Stated task » For this exercise, repeat all of the material verbatim apart from its images.

__________________________________________________

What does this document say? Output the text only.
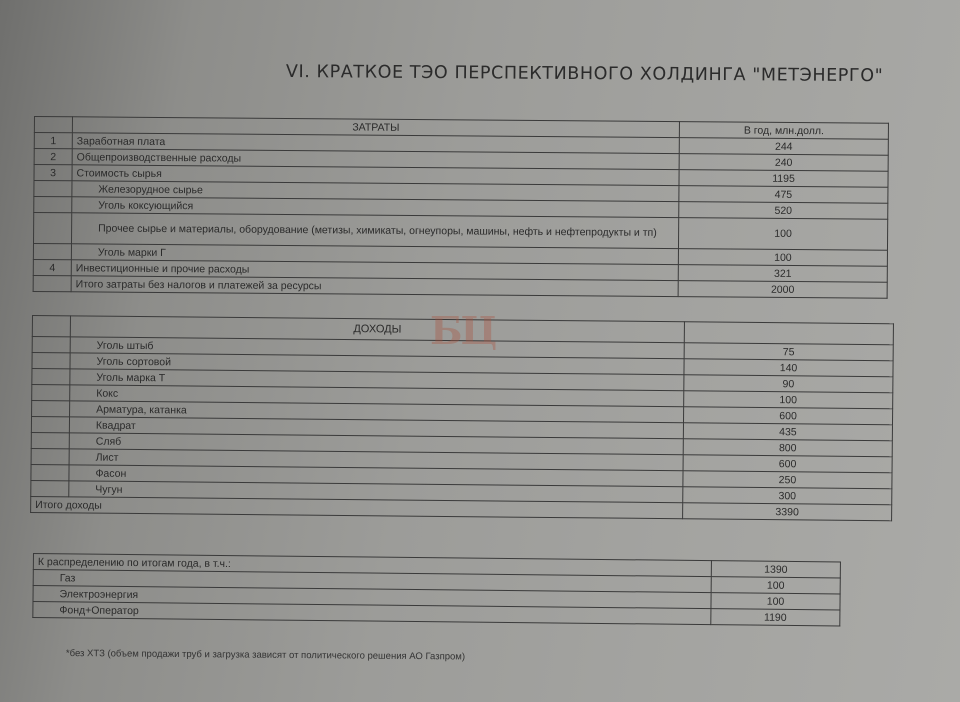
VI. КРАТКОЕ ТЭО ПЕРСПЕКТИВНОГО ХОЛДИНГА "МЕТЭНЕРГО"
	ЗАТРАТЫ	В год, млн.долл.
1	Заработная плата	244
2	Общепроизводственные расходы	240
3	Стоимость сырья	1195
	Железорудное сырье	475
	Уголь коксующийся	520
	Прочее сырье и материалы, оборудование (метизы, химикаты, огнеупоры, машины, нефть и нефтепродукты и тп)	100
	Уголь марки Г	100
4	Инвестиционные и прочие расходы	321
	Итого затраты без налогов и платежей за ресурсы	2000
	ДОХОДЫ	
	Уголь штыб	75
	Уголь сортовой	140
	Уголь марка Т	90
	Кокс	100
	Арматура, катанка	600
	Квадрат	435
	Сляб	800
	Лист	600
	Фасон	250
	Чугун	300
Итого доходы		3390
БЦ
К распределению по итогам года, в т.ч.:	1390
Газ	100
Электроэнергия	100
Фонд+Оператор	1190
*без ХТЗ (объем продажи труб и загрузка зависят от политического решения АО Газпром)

__________________________________________________

Response below »
What does this document say? Output the text only.
VI. КРАТКОЕ ТЭО ПЕРСПЕКТИВНОГО ХОЛДИНГА "МЕТЭНЕРГО"
	ЗАТРАТЫ	В год, млн.долл.
1	Заработная плата	244
2	Общепроизводственные расходы	240
3	Стоимость сырья	1195
	Железорудное сырье	475
	Уголь коксующийся	520
	Прочее сырье и материалы, оборудование (метизы, химикаты, огнеупоры, машины, нефть и нефтепродукты и тп)	100
	Уголь марки Г	100
4	Инвестиционные и прочие расходы	321
	Итого затраты без налогов и платежей за ресурсы	2000
	ДОХОДЫ	
	Уголь штыб	75
	Уголь сортовой	140
	Уголь марка Т	90
	Кокс	100
	Арматура, катанка	600
	Квадрат	435
	Сляб	800
	Лист	600
	Фасон	250
	Чугун	300
Итого доходы		3390
БЦ
К распределению по итогам года, в т.ч.:	1390
Газ	100
Электроэнергия	100
Фонд+Оператор	1190
*без ХТЗ (объем продажи труб и загрузка зависят от политического решения АО Газпром)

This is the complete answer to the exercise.